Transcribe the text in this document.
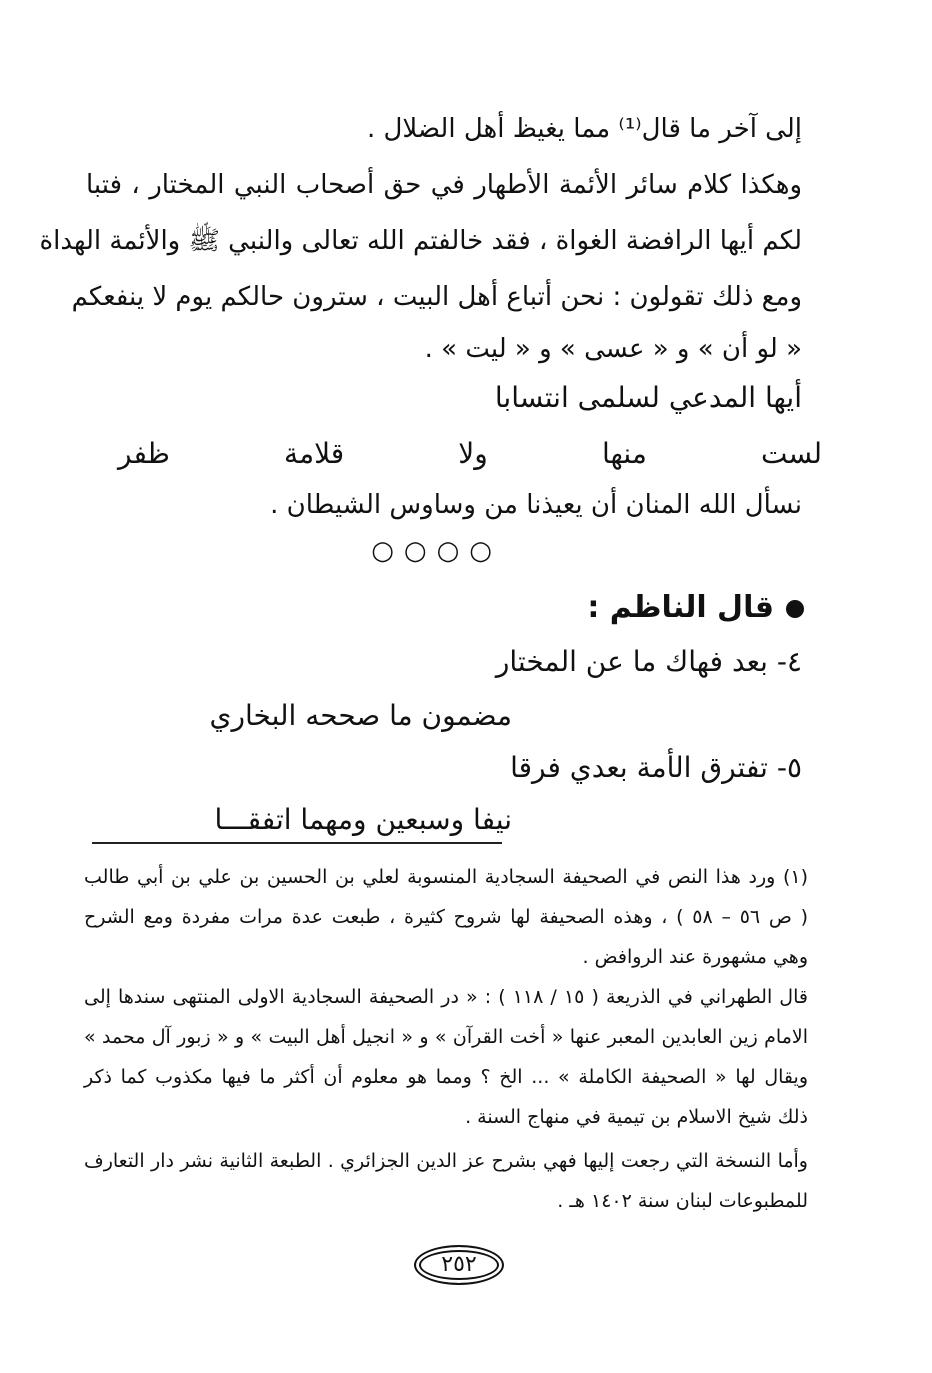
إلى آخر ما قال⁽¹⁾ مما يغيظ أهل الضلال .
وهكذا كلام سائر الأئمة الأطهار في حق أصحاب النبي المختار ، فتبا
لكم أيها الرافضة الغواة ، فقد خالفتم الله تعالى والنبي ﷺ والأئمة الهداة
ومع ذلك تقولون : نحن أتباع أهل البيت ، سترون حالكم يوم لا ينفعكم
« لو أن » و « عسى » و « ليت » .
أيها المدعي لسلمى انتسابا
لست منها ولا قلامة ظفر
نسأل الله المنان أن يعيذنا من وساوس الشيطان .
○○○○
قال الناظم :
٤- بعد فهاك ما عن المختار
مضمون ما صححه البخاري
٥- تفترق الأمة بعدي فرقا
نيفا وسبعين ومهما اتفقـــا
(١) ورد هذا النص في الصحيفة السجادية المنسوبة لعلي بن الحسين بن علي بن أبي طالب
( ص ٥٦ – ٥٨ ) ، وهذه الصحيفة لها شروح كثيرة ، طبعت عدة مرات مفردة ومع الشرح
وهي مشهورة عند الروافض .
قال الطهراني في الذريعة ( ١٥ / ١١٨ ) : « در الصحيفة السجادية الاولى المنتهى سندها إلى
الامام زين العابدين المعبر عنها « أخت القرآن » و « انجيل أهل البيت » و « زبور آل محمد »
ويقال لها « الصحيفة الكاملة » ... الخ ؟ ومما هو معلوم أن أكثر ما فيها مكذوب كما ذكر
ذلك شيخ الاسلام بن تيمية في منهاج السنة .
وأما النسخة التي رجعت إليها فهي بشرح عز الدين الجزائري . الطبعة الثانية نشر دار التعارف
للمطبوعات لبنان سنة ١٤٠٢ هـ .
٢٥٢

::::

- **Written request**
Tally the lines in these entries that have the string "المختار" in them, then answer with the count and nothing else.

- **Result for this task**
2